======== INPUT DATA ========

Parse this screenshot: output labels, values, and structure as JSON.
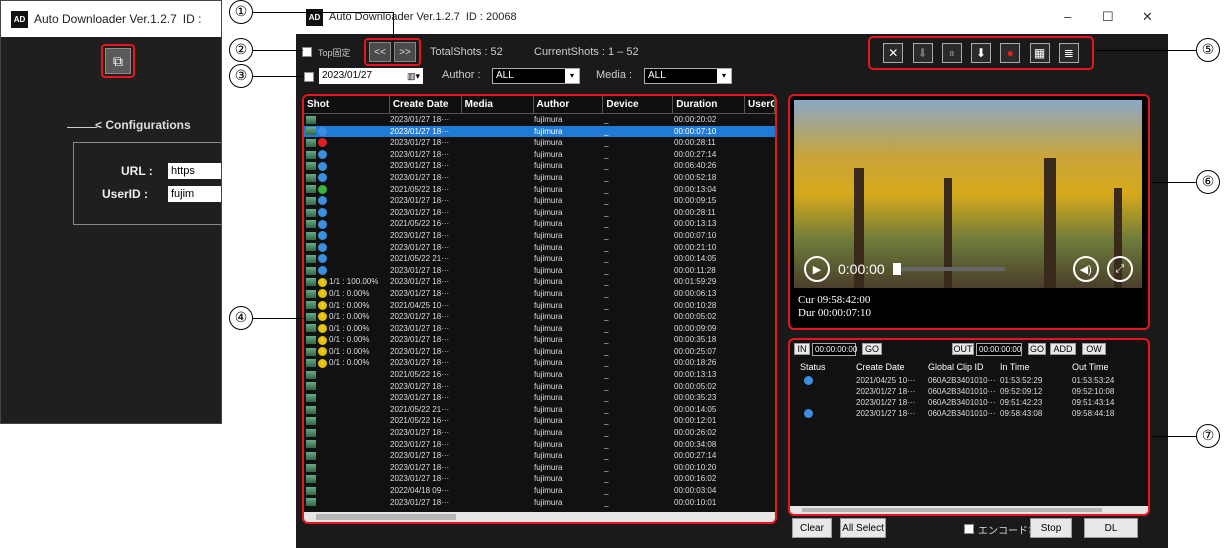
{
  "inset": {
    "app_title": "Auto Downloader Ver.1.2.7",
    "id_label": "ID :",
    "logo": "AD",
    "config_title": "< Configurations",
    "url_label": "URL :",
    "url_value": "https",
    "userid_label": "UserID :",
    "userid_value": "fujim"
  },
  "window": {
    "title": "Auto Downloader Ver.1.2.7",
    "id": "ID : 20068",
    "minimize": "–",
    "maximize": "☐",
    "close": "✕"
  },
  "toolbar": {
    "top_fix_label": "Top固定",
    "prev": "<<",
    "next": ">>",
    "total_shots": "TotalShots :  52",
    "current_shots": "CurrentShots :  1 – 52",
    "date": "2023/01/27",
    "author_label": "Author :",
    "author_value": "ALL",
    "media_label": "Media :",
    "media_value": "ALL",
    "icons": [
      "expand-icon",
      "download-disabled-icon",
      "pause-icon",
      "download-icon",
      "new-icon",
      "grid-view-icon",
      "list-view-icon"
    ]
  },
  "list": {
    "headers": [
      "Shot",
      "Create Date",
      "Media",
      "Author",
      "Device",
      "Duration",
      "UserC"
    ],
    "rows": [
      {
        "status": "",
        "info": "",
        "date": "2023/01/27 18···",
        "author": "fujimura",
        "device": "_",
        "duration": "00:00:20:02",
        "partial": true
      },
      {
        "status": "blue",
        "info": "",
        "date": "2023/01/27 18···",
        "author": "fujimura",
        "device": "_",
        "duration": "00:00:07:10",
        "selected": true
      },
      {
        "status": "red",
        "info": "",
        "date": "2023/01/27 18···",
        "author": "fujimura",
        "device": "_",
        "duration": "00:00:28:11"
      },
      {
        "status": "blue",
        "info": "",
        "date": "2023/01/27 18···",
        "author": "fujimura",
        "device": "_",
        "duration": "00:00:27:14"
      },
      {
        "status": "blue",
        "info": "",
        "date": "2023/01/27 18···",
        "author": "fujimura",
        "device": "_",
        "duration": "00:06:40:26"
      },
      {
        "status": "blue",
        "info": "",
        "date": "2023/01/27 18···",
        "author": "fujimura",
        "device": "_",
        "duration": "00:00:52:18"
      },
      {
        "status": "green",
        "info": "",
        "date": "2021/05/22 18···",
        "author": "fujimura",
        "device": "_",
        "duration": "00:00:13:04"
      },
      {
        "status": "blue",
        "info": "",
        "date": "2023/01/27 18···",
        "author": "fujimura",
        "device": "_",
        "duration": "00:00:09:15"
      },
      {
        "status": "blue",
        "info": "",
        "date": "2023/01/27 18···",
        "author": "fujimura",
        "device": "_",
        "duration": "00:00:28:11"
      },
      {
        "status": "blue",
        "info": "",
        "date": "2021/05/22 16···",
        "author": "fujimura",
        "device": "_",
        "duration": "00:00:13:13"
      },
      {
        "status": "blue",
        "info": "",
        "date": "2023/01/27 18···",
        "author": "fujimura",
        "device": "_",
        "duration": "00:00:07:10"
      },
      {
        "status": "blue",
        "info": "",
        "date": "2023/01/27 18···",
        "author": "fujimura",
        "device": "_",
        "duration": "00:00:21:10"
      },
      {
        "status": "blue",
        "info": "",
        "date": "2021/05/22 21···",
        "author": "fujimura",
        "device": "_",
        "duration": "00:00:14:05"
      },
      {
        "status": "blue",
        "info": "",
        "date": "2023/01/27 18···",
        "author": "fujimura",
        "device": "_",
        "duration": "00:00:11:28"
      },
      {
        "status": "yellow",
        "info": "1/1 : 100.00%",
        "date": "2023/01/27 18···",
        "author": "fujimura",
        "device": "_",
        "duration": "00:01:59:29"
      },
      {
        "status": "yellow",
        "info": "0/1 : 0.00%",
        "date": "2023/01/27 18···",
        "author": "fujimura",
        "device": "_",
        "duration": "00:00:06:13"
      },
      {
        "status": "yellow",
        "info": "0/1 : 0.00%",
        "date": "2021/04/25 10···",
        "author": "fujimura",
        "device": "_",
        "duration": "00:00:10:28"
      },
      {
        "status": "yellow",
        "info": "0/1 : 0.00%",
        "date": "2023/01/27 18···",
        "author": "fujimura",
        "device": "_",
        "duration": "00:00:05:02"
      },
      {
        "status": "yellow",
        "info": "0/1 : 0.00%",
        "date": "2023/01/27 18···",
        "author": "fujimura",
        "device": "_",
        "duration": "00:00:09:09"
      },
      {
        "status": "yellow",
        "info": "0/1 : 0.00%",
        "date": "2023/01/27 18···",
        "author": "fujimura",
        "device": "_",
        "duration": "00:00:35:18"
      },
      {
        "status": "yellow",
        "info": "0/1 : 0.00%",
        "date": "2023/01/27 18···",
        "author": "fujimura",
        "device": "_",
        "duration": "00:00:25:07"
      },
      {
        "status": "yellow",
        "info": "0/1 : 0.00%",
        "date": "2023/01/27 18···",
        "author": "fujimura",
        "device": "_",
        "duration": "00:00:18:26"
      },
      {
        "status": "",
        "info": "",
        "date": "2021/05/22 16···",
        "author": "fujimura",
        "device": "_",
        "duration": "00:00:13:13"
      },
      {
        "status": "",
        "info": "",
        "date": "2023/01/27 18···",
        "author": "fujimura",
        "device": "_",
        "duration": "00:00:05:02"
      },
      {
        "status": "",
        "info": "",
        "date": "2023/01/27 18···",
        "author": "fujimura",
        "device": "_",
        "duration": "00:00:35:23"
      },
      {
        "status": "",
        "info": "",
        "date": "2021/05/22 21···",
        "author": "fujimura",
        "device": "_",
        "duration": "00:00:14:05"
      },
      {
        "status": "",
        "info": "",
        "date": "2021/05/22 16···",
        "author": "fujimura",
        "device": "_",
        "duration": "00:00:12:01"
      },
      {
        "status": "",
        "info": "",
        "date": "2023/01/27 18···",
        "author": "fujimura",
        "device": "_",
        "duration": "00:00:26:02"
      },
      {
        "status": "",
        "info": "",
        "date": "2023/01/27 18···",
        "author": "fujimura",
        "device": "_",
        "duration": "00:00:34:08"
      },
      {
        "status": "",
        "info": "",
        "date": "2023/01/27 18···",
        "author": "fujimura",
        "device": "_",
        "duration": "00:00:27:14"
      },
      {
        "status": "",
        "info": "",
        "date": "2023/01/27 18···",
        "author": "fujimura",
        "device": "_",
        "duration": "00:00:10:20"
      },
      {
        "status": "",
        "info": "",
        "date": "2023/01/27 18···",
        "author": "fujimura",
        "device": "_",
        "duration": "00:00:16:02"
      },
      {
        "status": "",
        "info": "",
        "date": "2022/04/18 09···",
        "author": "fujimura",
        "device": "_",
        "duration": "00:00:03:04"
      },
      {
        "status": "",
        "info": "",
        "date": "2023/01/27 18···",
        "author": "fujimura",
        "device": "_",
        "duration": "00:00:10:01"
      }
    ]
  },
  "player": {
    "time": "0:00:00",
    "cur": "Cur 09:58:42:00",
    "dur": "Dur 00:00:07:10"
  },
  "clips": {
    "in_label": "IN",
    "in_tc": "00:00:00:00",
    "go": "GO",
    "out_label": "OUT",
    "out_tc": "00:00:00:00",
    "add": "ADD",
    "ow": "OW",
    "headers": [
      "Status",
      "Create Date",
      "Global Clip ID",
      "In Time",
      "Out Time"
    ],
    "rows": [
      {
        "status": "blue",
        "date": "2021/04/25 10···",
        "clip": "060A2B3401010···",
        "in": "01:53:52:29",
        "out": "01:53:53:24"
      },
      {
        "status": "",
        "date": "2023/01/27 18···",
        "clip": "060A2B3401010···",
        "in": "09:52:09:12",
        "out": "09:52:10:08"
      },
      {
        "status": "",
        "date": "2023/01/27 18···",
        "clip": "060A2B3401010···",
        "in": "09:51:42:23",
        "out": "09:51:43:14"
      },
      {
        "status": "blue",
        "date": "2023/01/27 18···",
        "clip": "060A2B3401010···",
        "in": "09:58:43:08",
        "out": "09:58:44:18"
      }
    ]
  },
  "bottom": {
    "clear": "Clear",
    "all_select": "All Select",
    "no_encode": "エンコードなし",
    "stop": "Stop",
    "dl": "DL"
  },
  "callouts": [
    "①",
    "②",
    "③",
    "④",
    "⑤",
    "⑥",
    "⑦"
  ],
  "colors": {
    "highlight": "#e8141e",
    "selected_row": "#1f7bd6",
    "status_blue": "#3b8fe0",
    "status_red": "#e02020",
    "status_green": "#3cb43c",
    "status_yellow": "#e6c200"
  }
}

========

Check each line of the records for "Auto" and copy the ones that contain it.

    "app_title": "Auto Downloader Ver.1.2.7",
    "title": "Auto Downloader Ver.1.2.7",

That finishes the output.